O que fazer:
a) Responda às perguntas abaixo com base no texto sobre pesquisas com células-tronco:
(i) Segundo Alysson Muotri, o que é muito da nossa cultura?
(ii) Por que os testes clínicos em humanos não poderiam ser substituídos pelo uso das células-tronco?
(iii) O que os pesquisadores lembraram que ainda é um objetivo importante da medicina?
b) Escreva uma continuação para o texto sobre pesquisas com células-tronco, começando logo depois da última frase apresentada.

Para eles, a legislação brasileira torna o processo lento até por uma questão cultural. “É muito da nossa cultura de achar que tem sempre alguém levando vantagem”, afirmou Alysson Muotri.

No entanto, os cientistas acreditam que é possível melhorar as condições de pesquisa. “O que eu acho é que nós devemos fazer pressão para que isso aconteça”, disse Mayana Zatz.

Os testes clínicos em humanos são um estágio indispensável do desenvolvimento de qualquer medicamento, e por isso não poderiam ser substituídos pelo uso das células-tronco. “Todas as pesquisas são complementares, elas se complementam”, explicou Zatz.

Órgãos
Apesar do destaque dado ao uso das células-tronco em exames, os pesquisadores lembraram que a produção de órgãos artificiais ainda é, sim, um objetivo importante da medicina.

Dados fornecidos:
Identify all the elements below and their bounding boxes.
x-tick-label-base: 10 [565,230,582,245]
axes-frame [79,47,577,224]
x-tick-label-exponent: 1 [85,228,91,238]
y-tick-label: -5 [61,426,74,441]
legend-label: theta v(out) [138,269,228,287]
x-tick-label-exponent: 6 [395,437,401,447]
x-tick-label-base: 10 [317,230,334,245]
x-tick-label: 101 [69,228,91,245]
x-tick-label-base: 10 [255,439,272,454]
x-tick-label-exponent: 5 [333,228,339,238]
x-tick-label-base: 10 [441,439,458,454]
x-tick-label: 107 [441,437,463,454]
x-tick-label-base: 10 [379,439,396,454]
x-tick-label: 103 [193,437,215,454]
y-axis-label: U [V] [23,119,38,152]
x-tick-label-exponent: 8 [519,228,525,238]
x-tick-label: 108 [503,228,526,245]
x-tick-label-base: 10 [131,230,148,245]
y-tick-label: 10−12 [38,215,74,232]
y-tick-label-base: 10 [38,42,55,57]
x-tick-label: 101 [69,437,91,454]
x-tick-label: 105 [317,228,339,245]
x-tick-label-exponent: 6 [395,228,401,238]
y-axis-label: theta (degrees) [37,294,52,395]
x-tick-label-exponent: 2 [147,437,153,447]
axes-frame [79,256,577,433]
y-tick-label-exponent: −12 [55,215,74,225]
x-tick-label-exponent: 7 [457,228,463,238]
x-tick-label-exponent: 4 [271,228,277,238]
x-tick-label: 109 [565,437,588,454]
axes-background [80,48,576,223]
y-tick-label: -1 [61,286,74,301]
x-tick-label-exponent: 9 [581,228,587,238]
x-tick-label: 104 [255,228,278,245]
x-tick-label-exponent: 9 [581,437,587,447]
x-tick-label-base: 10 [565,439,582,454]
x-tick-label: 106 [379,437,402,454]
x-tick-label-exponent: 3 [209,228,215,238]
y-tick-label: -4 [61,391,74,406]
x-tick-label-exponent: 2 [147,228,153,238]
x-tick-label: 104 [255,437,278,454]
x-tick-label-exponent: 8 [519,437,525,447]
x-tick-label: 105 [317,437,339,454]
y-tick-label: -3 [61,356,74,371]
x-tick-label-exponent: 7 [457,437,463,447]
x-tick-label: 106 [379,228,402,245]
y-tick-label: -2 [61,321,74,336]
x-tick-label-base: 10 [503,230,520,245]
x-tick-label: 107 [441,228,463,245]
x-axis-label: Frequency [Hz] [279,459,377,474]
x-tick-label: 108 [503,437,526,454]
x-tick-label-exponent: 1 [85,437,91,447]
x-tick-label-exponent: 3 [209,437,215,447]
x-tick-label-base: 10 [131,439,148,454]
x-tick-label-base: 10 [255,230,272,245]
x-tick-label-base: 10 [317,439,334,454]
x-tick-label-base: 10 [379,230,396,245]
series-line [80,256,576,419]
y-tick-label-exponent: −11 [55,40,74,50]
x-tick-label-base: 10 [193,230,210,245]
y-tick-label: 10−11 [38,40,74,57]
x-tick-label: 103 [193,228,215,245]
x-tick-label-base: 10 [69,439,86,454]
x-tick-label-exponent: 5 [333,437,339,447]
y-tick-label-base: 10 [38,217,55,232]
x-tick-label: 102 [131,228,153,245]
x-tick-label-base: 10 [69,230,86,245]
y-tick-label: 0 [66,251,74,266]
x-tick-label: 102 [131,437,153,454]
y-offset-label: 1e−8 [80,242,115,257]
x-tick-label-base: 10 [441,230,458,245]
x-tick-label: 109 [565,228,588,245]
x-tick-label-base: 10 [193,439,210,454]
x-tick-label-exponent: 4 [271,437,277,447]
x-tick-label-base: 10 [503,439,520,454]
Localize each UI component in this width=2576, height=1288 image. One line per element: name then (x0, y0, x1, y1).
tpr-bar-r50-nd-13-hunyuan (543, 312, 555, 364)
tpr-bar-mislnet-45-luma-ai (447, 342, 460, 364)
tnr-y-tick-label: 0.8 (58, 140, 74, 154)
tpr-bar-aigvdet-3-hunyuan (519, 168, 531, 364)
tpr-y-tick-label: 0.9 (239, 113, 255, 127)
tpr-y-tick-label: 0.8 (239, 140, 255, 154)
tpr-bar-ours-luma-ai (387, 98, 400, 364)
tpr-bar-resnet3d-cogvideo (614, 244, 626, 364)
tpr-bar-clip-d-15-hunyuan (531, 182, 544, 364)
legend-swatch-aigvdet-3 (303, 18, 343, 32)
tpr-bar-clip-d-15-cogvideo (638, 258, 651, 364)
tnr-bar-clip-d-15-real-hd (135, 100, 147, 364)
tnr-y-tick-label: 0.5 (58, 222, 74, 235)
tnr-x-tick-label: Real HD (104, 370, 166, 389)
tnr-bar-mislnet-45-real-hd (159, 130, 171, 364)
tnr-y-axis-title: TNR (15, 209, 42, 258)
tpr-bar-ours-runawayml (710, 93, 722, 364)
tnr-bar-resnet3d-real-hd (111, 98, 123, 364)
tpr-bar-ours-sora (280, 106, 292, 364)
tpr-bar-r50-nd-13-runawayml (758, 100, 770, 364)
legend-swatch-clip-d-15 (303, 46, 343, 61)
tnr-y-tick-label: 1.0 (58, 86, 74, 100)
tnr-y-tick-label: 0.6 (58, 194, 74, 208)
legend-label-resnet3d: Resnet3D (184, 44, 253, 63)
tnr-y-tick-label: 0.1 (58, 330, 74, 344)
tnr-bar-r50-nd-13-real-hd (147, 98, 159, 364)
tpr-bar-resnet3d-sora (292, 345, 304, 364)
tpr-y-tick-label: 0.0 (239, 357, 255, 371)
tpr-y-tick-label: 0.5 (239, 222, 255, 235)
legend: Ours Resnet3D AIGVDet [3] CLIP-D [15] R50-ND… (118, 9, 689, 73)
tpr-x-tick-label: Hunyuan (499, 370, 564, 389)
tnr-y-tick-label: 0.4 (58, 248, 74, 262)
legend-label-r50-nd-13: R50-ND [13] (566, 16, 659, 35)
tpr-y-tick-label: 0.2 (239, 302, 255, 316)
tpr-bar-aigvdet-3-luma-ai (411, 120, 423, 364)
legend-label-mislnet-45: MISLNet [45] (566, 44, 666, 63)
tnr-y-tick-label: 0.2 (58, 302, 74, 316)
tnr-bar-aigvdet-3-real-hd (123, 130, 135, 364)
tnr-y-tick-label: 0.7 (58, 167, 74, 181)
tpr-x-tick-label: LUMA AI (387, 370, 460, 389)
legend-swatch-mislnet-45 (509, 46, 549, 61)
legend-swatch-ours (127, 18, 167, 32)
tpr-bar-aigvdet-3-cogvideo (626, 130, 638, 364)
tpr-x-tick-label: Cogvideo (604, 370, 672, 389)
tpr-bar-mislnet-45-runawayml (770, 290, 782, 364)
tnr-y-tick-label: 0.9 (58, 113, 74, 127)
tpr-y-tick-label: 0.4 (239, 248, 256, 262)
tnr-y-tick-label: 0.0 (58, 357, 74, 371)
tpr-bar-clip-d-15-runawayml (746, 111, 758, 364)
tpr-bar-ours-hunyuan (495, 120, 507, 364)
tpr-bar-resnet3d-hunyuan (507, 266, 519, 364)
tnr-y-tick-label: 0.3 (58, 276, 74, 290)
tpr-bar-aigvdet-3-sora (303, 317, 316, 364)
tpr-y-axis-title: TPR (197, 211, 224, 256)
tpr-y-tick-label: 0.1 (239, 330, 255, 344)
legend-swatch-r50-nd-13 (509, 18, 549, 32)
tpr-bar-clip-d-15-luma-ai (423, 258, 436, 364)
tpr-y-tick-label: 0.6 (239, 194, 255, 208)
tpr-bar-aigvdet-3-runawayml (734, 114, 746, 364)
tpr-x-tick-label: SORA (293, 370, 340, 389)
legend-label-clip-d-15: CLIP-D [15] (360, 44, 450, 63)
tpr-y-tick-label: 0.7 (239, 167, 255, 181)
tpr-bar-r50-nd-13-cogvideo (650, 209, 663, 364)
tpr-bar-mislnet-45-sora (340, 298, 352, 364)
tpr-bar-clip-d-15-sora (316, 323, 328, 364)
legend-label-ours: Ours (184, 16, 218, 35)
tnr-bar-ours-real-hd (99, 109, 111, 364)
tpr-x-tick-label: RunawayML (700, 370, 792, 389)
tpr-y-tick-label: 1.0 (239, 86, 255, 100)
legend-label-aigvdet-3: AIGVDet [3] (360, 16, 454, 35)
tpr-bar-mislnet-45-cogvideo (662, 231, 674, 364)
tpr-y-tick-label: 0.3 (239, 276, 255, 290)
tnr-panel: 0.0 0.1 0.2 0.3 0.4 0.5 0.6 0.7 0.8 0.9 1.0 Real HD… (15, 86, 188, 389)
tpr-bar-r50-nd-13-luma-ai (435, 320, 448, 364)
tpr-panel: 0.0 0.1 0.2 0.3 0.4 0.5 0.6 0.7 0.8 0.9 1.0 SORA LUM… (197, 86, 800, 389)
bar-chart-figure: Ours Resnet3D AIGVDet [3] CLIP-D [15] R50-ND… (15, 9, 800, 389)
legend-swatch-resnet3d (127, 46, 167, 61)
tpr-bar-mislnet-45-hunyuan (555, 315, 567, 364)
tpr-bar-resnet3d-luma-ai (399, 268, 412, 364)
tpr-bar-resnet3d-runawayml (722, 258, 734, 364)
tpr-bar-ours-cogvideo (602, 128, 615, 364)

Respostas:
a)
(i) Achar que tem sempre alguém levando vantagem.
(ii) Porque são um estágio indispensável do desenvolvimento de qualquer medicamento.
(iii) A produção de órgãos artificiais.

b)
“Vai eliminar a fila de transplante para uma série de órgãos se eles conseguirem usar essa tecnologia”, apontou Muotri, sobre a possibilidade. “Para órgãos como o cérebro, complica, mas para sistemas mais simples, como a bexiga, acho que vai funcionar”, afirmou.

Segundo ele, já há casos de pesquisadores que aplicam as células-tronco até fora da medicina, como na tentativa de salvar espécies em extinção. “O limite do uso é a criatividade humana”, previu.